■ **Selected text**
In response to the study, this tenant implemented several security recommendations, including installing surveillance cameras, hardening door frames, and instituting procedural security steps, such as challenging and escorting all visitors. Nine days after the new measures were put in place, an attempt to break into the tenant’s space failed. The thieves have not returned, and the company has had no incidents in 30 months.

When contemplating crime or unwanted activity, offenders weigh the positive and negative aspects of committing an offense to see whether they will likely get away with it. Situational and environmental crime-control measures, such as those implemented in the laptop theft case above, can help to change the would-be criminal’s mind regarding whether committing the offense is worth the risk. While crime prevention through environmental design (CPTED) is the most well-known of the environmental crime control theories, several others are proving useful in the field as well. The following overview looks at the prevailing approaches and how they can be applied by companies to secure their facilities.

CPTED

CPTED has three underlying principles that have been refined by criminologists during the last 40 years. They are geared toward protecting physical, electronic, or human assets. The first principle is the use of natural surveillance to allow legitimate building and site users to see further and wider while also reducing the ability of illegitimate users to remain undetected. The second principle is the use of natural access control such as landscaping. The third is territorial reinforcement that keeps illegitimate and unwanted activity away from the site and encourages legitimate and sanctioned activities.

Defensible space theory is aligned with CPTED. Its principles are: spheres of influence that allow occupants to exert territorial influence, improving the natural capability of residents to survey interior and exterior spaces; and the reduction of vulnerabilities through the use of building materials.

■ **To do**
**1.** Please list the three underlying principles of CPTED named in the crime-prevention text.
**2.** Extend the crime-prevention text, picking up right after its last sentence on defensible space theory.
The entries have no connection to the crime-prevention text.

(Layout dataset entries)
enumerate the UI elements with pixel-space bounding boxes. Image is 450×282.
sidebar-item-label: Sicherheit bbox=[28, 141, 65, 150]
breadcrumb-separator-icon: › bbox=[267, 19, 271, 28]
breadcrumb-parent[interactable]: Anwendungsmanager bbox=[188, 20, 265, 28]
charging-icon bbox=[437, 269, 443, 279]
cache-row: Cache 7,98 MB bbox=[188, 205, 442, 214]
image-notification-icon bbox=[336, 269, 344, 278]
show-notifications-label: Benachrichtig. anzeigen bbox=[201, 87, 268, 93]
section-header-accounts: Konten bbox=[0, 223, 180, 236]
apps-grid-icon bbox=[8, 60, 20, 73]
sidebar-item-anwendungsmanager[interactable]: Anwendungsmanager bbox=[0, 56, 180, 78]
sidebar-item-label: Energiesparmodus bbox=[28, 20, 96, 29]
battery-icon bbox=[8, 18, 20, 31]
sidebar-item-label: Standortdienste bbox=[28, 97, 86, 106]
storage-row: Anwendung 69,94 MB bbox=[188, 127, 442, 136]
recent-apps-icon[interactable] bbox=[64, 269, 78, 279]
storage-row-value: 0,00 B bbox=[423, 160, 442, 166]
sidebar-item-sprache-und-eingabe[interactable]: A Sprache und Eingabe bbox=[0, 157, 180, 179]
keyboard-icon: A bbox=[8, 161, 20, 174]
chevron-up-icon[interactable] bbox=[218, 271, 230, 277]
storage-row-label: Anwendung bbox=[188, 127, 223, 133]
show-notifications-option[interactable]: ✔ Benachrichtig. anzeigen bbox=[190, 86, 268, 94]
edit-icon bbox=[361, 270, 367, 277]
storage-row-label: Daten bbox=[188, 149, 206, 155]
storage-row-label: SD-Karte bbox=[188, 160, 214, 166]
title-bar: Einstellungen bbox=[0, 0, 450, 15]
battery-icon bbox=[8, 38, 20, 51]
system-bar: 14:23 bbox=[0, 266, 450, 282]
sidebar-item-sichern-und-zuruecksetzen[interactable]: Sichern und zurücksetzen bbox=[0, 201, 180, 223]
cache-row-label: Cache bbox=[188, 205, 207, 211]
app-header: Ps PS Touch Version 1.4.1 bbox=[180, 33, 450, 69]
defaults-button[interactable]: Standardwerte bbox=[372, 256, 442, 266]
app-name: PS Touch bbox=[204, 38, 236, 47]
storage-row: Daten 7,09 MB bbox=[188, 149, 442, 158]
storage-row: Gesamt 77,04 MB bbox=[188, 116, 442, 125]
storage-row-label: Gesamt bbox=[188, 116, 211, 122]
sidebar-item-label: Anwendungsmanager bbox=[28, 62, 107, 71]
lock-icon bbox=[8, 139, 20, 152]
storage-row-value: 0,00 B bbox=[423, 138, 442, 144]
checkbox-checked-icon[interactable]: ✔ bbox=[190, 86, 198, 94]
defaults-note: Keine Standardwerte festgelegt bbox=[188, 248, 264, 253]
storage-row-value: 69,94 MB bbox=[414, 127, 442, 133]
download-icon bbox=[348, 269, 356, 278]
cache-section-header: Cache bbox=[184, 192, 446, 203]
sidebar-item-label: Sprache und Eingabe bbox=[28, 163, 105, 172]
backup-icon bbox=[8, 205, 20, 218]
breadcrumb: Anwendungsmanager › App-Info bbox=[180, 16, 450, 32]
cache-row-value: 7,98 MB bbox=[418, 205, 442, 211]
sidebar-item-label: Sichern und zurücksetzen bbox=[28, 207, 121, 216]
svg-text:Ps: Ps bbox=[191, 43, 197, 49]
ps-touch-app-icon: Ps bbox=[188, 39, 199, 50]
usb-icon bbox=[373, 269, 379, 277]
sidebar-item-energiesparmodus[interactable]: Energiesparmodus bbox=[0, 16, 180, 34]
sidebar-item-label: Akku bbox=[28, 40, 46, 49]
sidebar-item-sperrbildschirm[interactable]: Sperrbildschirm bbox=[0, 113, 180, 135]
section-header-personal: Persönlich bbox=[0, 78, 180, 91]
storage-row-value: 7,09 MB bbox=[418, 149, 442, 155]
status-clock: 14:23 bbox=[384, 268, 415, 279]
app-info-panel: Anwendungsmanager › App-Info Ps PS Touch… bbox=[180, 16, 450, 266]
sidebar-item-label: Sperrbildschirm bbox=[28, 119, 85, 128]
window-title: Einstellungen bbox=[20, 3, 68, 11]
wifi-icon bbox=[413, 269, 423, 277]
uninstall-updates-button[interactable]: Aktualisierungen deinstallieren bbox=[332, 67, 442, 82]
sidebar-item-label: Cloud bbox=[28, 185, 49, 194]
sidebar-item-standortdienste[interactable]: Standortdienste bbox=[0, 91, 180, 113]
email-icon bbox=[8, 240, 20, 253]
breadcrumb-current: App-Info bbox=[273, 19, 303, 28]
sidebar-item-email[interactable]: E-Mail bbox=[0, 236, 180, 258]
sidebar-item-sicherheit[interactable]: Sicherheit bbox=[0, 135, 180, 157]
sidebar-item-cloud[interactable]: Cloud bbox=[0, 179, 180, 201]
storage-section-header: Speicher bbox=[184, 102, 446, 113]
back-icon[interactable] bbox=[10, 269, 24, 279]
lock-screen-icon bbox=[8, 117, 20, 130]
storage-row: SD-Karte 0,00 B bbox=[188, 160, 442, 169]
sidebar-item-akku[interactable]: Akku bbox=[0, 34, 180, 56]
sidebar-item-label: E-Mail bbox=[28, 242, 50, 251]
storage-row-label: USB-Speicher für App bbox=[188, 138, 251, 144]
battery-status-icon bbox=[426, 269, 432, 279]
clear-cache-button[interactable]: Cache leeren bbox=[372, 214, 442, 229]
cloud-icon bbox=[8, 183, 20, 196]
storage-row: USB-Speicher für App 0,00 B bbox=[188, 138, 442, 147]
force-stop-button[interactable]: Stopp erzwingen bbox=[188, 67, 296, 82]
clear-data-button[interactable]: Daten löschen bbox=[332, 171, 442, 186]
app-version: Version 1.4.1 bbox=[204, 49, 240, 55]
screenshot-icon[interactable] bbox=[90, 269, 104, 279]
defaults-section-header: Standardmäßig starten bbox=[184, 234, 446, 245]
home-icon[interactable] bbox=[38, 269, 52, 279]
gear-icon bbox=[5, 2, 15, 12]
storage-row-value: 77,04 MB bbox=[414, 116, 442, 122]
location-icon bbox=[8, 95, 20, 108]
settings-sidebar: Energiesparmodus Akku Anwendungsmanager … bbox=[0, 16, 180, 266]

■ **Exercise answers**
**1.**
1. The use of natural surveillance
2. The use of natural access control
3. Territorial reinforcement

**2.**
Routine Activity Theory

Routine activity theory (RAT), developed by criminologist Marcus Felson, is one of the main theories of environmental criminology. It postulates that crime happens all the time and everywhere where there is opportunity. According to the theory, opportunities exist when three factors are in confluence: an appealing target, a motivated would-be offender (illegitimate site users), and a lack of site guardians.

Appealing target. Suitable targets can include people, things, or places. In selecting targets, offenders consider the value of the target, the physical characteristics of the target, its visibility, and ease of access. As an example, because DVDs have resale value, are light and highly portable, and are usually displayed unsecured, they make attractive targets to shoplifters.

Driving forces. One question is what motivates a would-be offender? Driving forces can include idleness; or provocation born of poverty, unemployment, and perceived inequality; peer pressure; addiction; mental illness; or cultural permissiveness toward crime.

Guardians. Capable guardians come in many forms—both human and inanimate. Human guardians can be patrol officers, but the site’s legitimate users—its nonsecurity employees, including janitorial staff, and maintenance personnel, as well as customers—can also be guardians. Through education, these site users can become security’s eyes and ears.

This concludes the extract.